§ Record set
###

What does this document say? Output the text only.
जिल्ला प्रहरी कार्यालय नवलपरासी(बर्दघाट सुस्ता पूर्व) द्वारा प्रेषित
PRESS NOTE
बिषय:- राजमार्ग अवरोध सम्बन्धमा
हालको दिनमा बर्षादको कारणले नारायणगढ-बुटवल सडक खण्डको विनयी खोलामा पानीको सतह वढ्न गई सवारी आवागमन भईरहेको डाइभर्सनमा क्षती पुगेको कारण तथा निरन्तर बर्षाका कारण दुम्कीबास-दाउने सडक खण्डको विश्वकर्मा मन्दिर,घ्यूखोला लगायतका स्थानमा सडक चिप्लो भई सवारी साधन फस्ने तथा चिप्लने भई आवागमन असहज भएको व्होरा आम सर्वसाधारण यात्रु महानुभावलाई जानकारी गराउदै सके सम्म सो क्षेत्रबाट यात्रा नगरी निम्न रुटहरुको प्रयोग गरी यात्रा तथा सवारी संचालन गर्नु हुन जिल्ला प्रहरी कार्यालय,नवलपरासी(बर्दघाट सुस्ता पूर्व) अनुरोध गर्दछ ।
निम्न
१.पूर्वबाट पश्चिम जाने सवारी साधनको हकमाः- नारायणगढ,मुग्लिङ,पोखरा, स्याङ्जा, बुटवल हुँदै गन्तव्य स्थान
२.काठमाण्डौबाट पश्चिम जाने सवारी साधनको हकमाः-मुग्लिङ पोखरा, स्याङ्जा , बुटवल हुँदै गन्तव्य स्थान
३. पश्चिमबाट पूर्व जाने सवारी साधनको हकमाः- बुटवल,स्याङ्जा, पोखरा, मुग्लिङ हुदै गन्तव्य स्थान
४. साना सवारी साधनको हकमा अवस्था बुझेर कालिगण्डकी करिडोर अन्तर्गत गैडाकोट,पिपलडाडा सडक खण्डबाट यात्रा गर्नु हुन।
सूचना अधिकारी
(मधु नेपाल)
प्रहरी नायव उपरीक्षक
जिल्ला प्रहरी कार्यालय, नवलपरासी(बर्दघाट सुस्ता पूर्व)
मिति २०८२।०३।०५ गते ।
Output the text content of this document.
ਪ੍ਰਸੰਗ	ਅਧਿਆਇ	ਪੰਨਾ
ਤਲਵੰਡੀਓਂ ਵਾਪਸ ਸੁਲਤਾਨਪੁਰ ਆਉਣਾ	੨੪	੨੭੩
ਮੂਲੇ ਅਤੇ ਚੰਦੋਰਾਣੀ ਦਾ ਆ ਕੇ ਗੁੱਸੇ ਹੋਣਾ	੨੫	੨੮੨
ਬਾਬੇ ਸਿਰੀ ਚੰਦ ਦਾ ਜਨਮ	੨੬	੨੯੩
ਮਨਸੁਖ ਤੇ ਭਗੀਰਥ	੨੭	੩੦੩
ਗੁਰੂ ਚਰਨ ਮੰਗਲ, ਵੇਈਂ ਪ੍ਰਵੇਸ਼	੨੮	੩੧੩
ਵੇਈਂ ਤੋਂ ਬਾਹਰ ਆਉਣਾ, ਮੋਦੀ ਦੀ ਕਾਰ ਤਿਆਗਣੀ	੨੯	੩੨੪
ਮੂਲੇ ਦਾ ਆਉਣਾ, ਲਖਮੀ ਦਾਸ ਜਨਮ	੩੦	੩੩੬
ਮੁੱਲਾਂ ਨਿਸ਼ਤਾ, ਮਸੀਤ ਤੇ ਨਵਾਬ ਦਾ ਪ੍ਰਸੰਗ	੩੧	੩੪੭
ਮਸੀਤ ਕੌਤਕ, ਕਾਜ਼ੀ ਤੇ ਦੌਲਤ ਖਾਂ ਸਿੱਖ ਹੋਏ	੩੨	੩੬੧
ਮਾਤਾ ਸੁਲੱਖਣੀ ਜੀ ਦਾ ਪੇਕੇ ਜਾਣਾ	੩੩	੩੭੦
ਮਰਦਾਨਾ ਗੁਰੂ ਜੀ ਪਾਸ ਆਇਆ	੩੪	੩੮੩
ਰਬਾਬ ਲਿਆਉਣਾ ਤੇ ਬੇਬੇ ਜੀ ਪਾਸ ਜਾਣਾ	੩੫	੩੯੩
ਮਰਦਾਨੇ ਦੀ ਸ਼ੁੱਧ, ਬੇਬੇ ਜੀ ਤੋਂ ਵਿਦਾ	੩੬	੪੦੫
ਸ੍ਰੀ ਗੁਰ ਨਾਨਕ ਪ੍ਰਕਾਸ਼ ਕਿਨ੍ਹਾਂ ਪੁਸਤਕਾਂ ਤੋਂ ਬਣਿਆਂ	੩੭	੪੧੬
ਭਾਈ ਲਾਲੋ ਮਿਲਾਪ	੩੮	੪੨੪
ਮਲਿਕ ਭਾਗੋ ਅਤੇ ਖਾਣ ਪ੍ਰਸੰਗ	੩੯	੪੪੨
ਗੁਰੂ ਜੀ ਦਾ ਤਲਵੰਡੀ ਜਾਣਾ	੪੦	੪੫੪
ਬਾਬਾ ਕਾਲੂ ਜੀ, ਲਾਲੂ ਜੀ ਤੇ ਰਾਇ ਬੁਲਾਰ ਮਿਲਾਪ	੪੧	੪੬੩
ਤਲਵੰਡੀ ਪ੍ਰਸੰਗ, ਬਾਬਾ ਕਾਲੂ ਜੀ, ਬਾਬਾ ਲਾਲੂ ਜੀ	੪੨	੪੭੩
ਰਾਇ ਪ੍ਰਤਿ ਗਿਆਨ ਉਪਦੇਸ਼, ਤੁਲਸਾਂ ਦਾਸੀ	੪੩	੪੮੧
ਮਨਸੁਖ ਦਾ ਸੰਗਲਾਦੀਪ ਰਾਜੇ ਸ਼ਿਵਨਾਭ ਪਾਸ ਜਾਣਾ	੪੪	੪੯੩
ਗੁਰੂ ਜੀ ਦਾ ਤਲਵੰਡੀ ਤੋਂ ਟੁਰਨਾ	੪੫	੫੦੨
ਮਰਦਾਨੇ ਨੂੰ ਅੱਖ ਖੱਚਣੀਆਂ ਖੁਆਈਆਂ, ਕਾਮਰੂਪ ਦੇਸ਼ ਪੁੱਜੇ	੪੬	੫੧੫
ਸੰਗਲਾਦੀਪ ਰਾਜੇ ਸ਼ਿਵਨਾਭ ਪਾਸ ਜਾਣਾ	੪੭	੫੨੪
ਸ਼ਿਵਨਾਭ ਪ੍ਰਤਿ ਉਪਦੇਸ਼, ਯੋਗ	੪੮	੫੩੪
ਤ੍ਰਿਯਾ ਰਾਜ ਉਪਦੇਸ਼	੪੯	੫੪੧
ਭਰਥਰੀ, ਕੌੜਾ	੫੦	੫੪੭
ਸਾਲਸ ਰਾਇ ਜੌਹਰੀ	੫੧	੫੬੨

###

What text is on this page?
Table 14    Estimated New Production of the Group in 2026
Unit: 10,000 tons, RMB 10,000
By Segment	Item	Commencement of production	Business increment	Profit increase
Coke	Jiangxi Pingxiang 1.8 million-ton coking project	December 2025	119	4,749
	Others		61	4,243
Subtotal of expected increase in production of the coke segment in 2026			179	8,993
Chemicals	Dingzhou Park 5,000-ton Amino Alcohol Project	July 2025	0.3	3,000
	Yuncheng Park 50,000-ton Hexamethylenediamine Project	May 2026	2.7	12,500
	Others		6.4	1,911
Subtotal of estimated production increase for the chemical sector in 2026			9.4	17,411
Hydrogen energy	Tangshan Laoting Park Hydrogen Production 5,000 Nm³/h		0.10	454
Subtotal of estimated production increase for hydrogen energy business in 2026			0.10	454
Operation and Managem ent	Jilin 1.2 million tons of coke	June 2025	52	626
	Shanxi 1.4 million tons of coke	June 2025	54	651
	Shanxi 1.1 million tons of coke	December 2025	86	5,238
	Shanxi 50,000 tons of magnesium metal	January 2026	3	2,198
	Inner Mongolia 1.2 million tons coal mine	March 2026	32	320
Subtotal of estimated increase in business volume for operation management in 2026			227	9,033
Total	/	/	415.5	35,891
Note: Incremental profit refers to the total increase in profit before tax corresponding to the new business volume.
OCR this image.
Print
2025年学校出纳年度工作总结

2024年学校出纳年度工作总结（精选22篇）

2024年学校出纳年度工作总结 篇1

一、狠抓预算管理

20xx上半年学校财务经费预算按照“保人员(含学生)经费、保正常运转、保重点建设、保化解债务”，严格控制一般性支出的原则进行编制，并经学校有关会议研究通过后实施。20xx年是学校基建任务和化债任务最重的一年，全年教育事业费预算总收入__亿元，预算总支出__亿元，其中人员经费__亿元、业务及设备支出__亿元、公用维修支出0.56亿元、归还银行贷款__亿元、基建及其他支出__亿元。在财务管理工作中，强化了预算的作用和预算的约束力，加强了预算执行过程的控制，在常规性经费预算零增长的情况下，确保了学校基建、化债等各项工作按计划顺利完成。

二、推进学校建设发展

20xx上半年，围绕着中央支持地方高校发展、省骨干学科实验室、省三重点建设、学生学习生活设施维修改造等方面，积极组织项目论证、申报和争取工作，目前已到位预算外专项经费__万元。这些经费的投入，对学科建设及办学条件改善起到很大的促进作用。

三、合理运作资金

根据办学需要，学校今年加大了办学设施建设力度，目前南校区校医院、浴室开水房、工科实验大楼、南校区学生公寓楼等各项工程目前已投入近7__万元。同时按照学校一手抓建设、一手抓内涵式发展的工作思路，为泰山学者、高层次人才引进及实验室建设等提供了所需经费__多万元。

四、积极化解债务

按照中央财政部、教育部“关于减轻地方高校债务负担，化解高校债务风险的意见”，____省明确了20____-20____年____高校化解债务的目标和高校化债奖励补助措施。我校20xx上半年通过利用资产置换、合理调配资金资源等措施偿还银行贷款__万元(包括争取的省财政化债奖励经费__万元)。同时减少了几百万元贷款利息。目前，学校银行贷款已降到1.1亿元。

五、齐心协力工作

###

§ Directions for this task
Looking at the data above, how many lines hold the word "June"? Respond with the number alone.

§ Result below
2